Records contained in a dataset:
----------
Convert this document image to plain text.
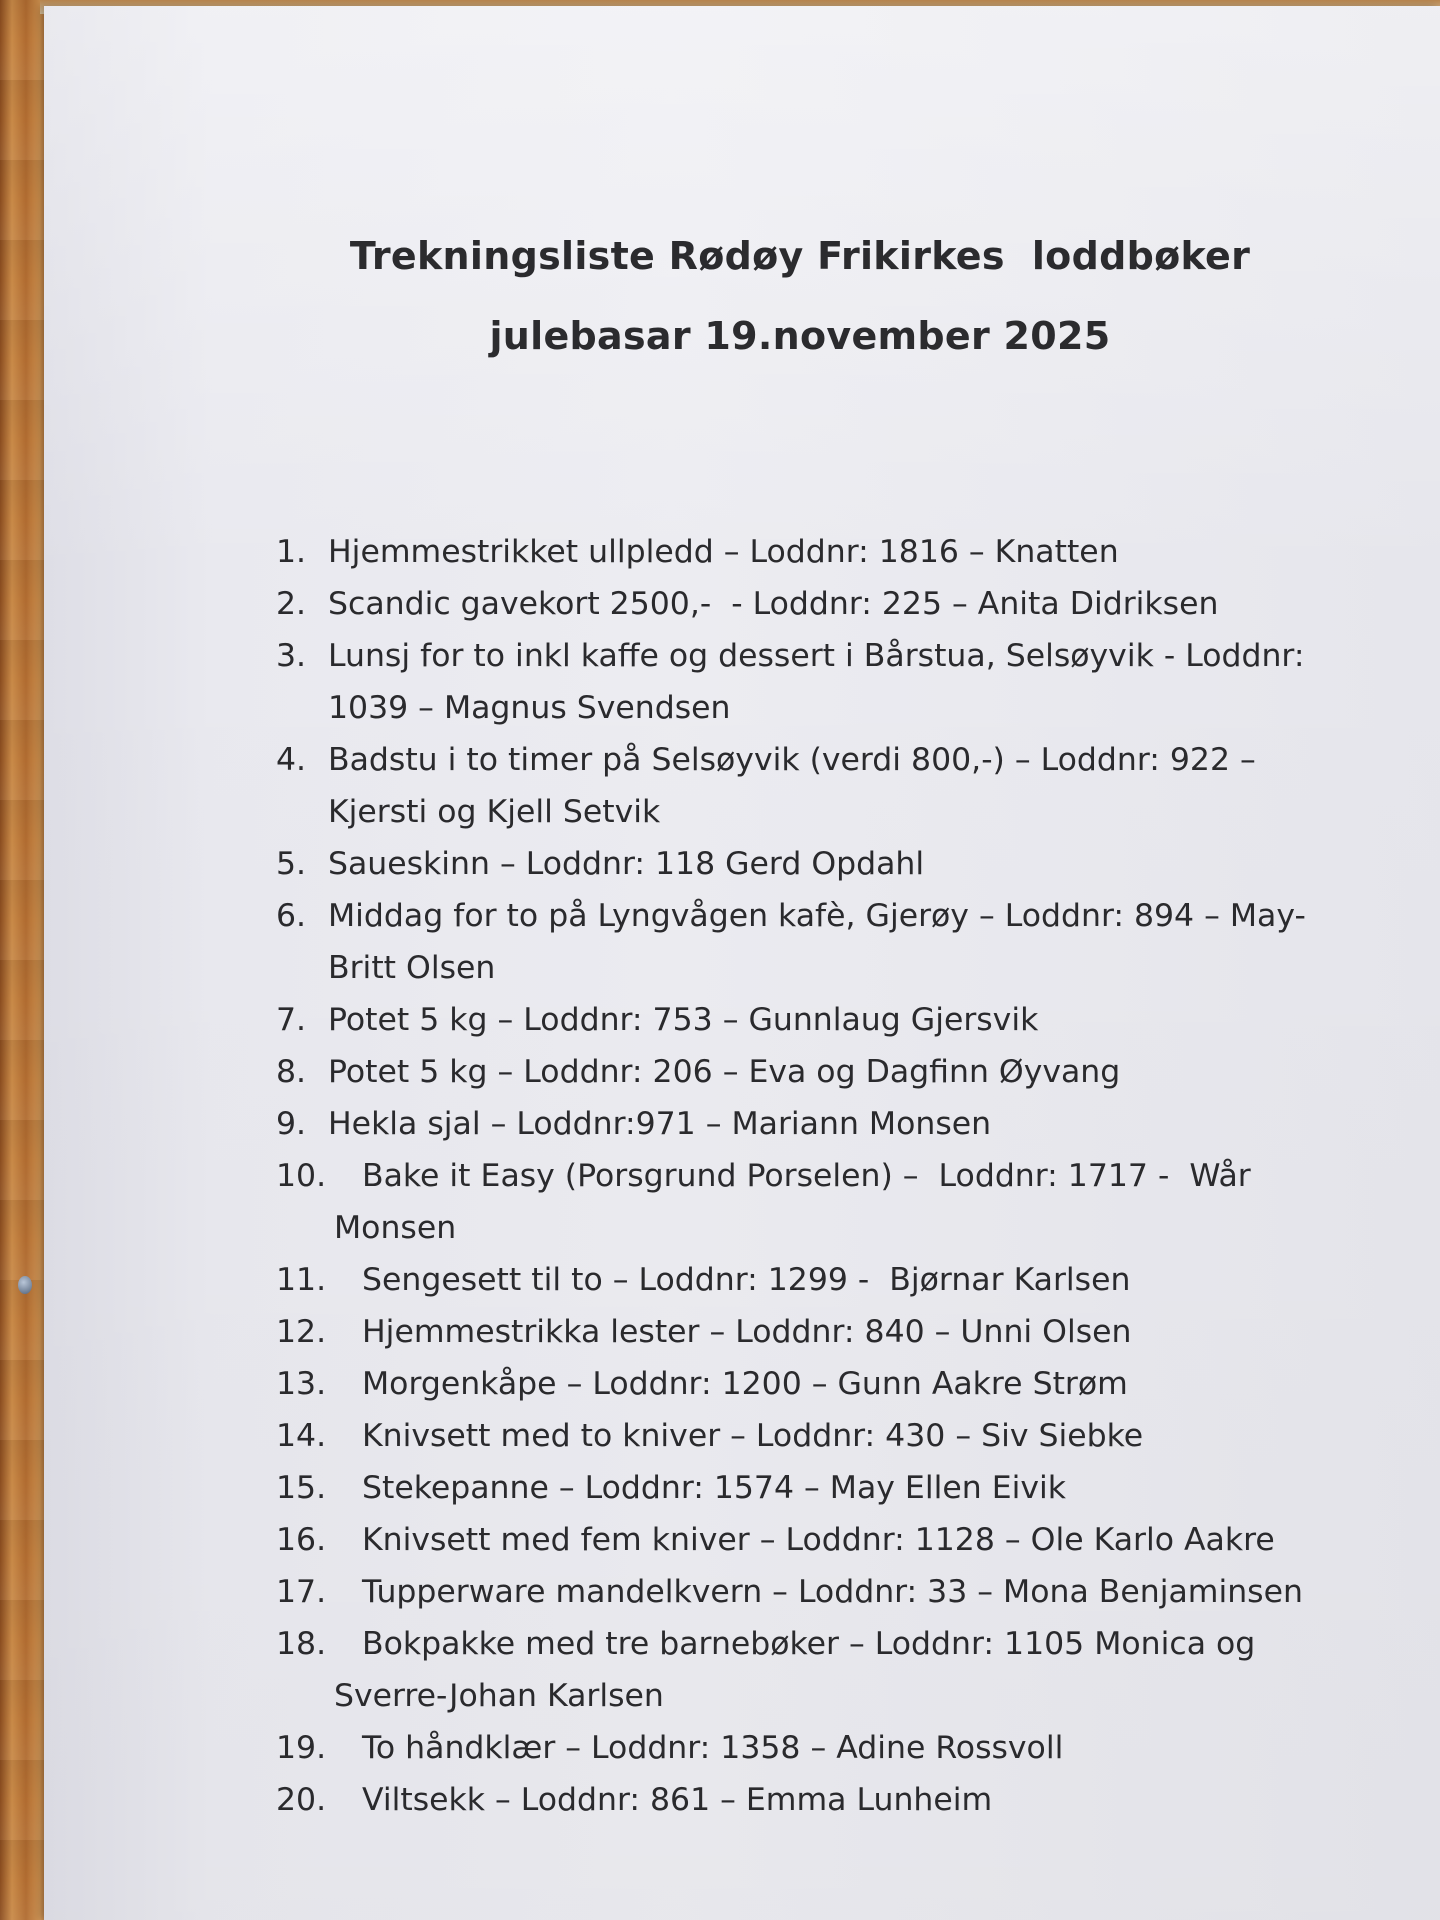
Trekningsliste Rødøy Frikirkes  loddbøker
julebasar 19.november 2025
1. Hjemmestrikket ullpledd – Loddnr: 1816 – Knatten
2. Scandic gavekort 2500,-  - Loddnr: 225 – Anita Didriksen
3. Lunsj for to inkl kaffe og dessert i Bårstua, Selsøyvik - Loddnr:
1039 – Magnus Svendsen
4. Badstu i to timer på Selsøyvik (verdi 800,-) – Loddnr: 922 –
Kjersti og Kjell Setvik
5. Saueskinn – Loddnr: 118 Gerd Opdahl
6. Middag for to på Lyngvågen kafè, Gjerøy – Loddnr: 894 – May-
Britt Olsen
7. Potet 5 kg – Loddnr: 753 – Gunnlaug Gjersvik
8. Potet 5 kg – Loddnr: 206 – Eva og Dagfinn Øyvang
9. Hekla sjal – Loddnr:971 – Mariann Monsen
10.	Bake it Easy (Porsgrund Porselen) –  Loddnr: 1717 -  Wår
Monsen
11.	Sengesett til to – Loddnr: 1299 -  Bjørnar Karlsen
12.	Hjemmestrikka lester – Loddnr: 840 – Unni Olsen
13.	Morgenkåpe – Loddnr: 1200 – Gunn Aakre Strøm
14.	Knivsett med to kniver – Loddnr: 430 – Siv Siebke
15.	Stekepanne – Loddnr: 1574 – May Ellen Eivik
16.	Knivsett med fem kniver – Loddnr: 1128 – Ole Karlo Aakre
17.	Tupperware mandelkvern – Loddnr: 33 – Mona Benjaminsen
18.	Bokpakke med tre barnebøker – Loddnr: 1105 Monica og
Sverre-Johan Karlsen
19.	To håndklær – Loddnr: 1358 – Adine Rossvoll
20.	Viltsekk – Loddnr: 861 – Emma Lunheim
----------
Make an exact copy of all the material, but keep the pictures out of it.

TASK OUTPUT:
Convert this document image to plain text.
Trekningsliste Rødøy Frikirkes  loddbøker
julebasar 19.november 2025
1. Hjemmestrikket ullpledd – Loddnr: 1816 – Knatten
2. Scandic gavekort 2500,-  - Loddnr: 225 – Anita Didriksen
3. Lunsj for to inkl kaffe og dessert i Bårstua, Selsøyvik - Loddnr:
1039 – Magnus Svendsen
4. Badstu i to timer på Selsøyvik (verdi 800,-) – Loddnr: 922 –
Kjersti og Kjell Setvik
5. Saueskinn – Loddnr: 118 Gerd Opdahl
6. Middag for to på Lyngvågen kafè, Gjerøy – Loddnr: 894 – May-
Britt Olsen
7. Potet 5 kg – Loddnr: 753 – Gunnlaug Gjersvik
8. Potet 5 kg – Loddnr: 206 – Eva og Dagfinn Øyvang
9. Hekla sjal – Loddnr:971 – Mariann Monsen
10.	Bake it Easy (Porsgrund Porselen) –  Loddnr: 1717 -  Wår
Monsen
11.	Sengesett til to – Loddnr: 1299 -  Bjørnar Karlsen
12.	Hjemmestrikka lester – Loddnr: 840 – Unni Olsen
13.	Morgenkåpe – Loddnr: 1200 – Gunn Aakre Strøm
14.	Knivsett med to kniver – Loddnr: 430 – Siv Siebke
15.	Stekepanne – Loddnr: 1574 – May Ellen Eivik
16.	Knivsett med fem kniver – Loddnr: 1128 – Ole Karlo Aakre
17.	Tupperware mandelkvern – Loddnr: 33 – Mona Benjaminsen
18.	Bokpakke med tre barnebøker – Loddnr: 1105 Monica og
Sverre-Johan Karlsen
19.	To håndklær – Loddnr: 1358 – Adine Rossvoll
20.	Viltsekk – Loddnr: 861 – Emma Lunheim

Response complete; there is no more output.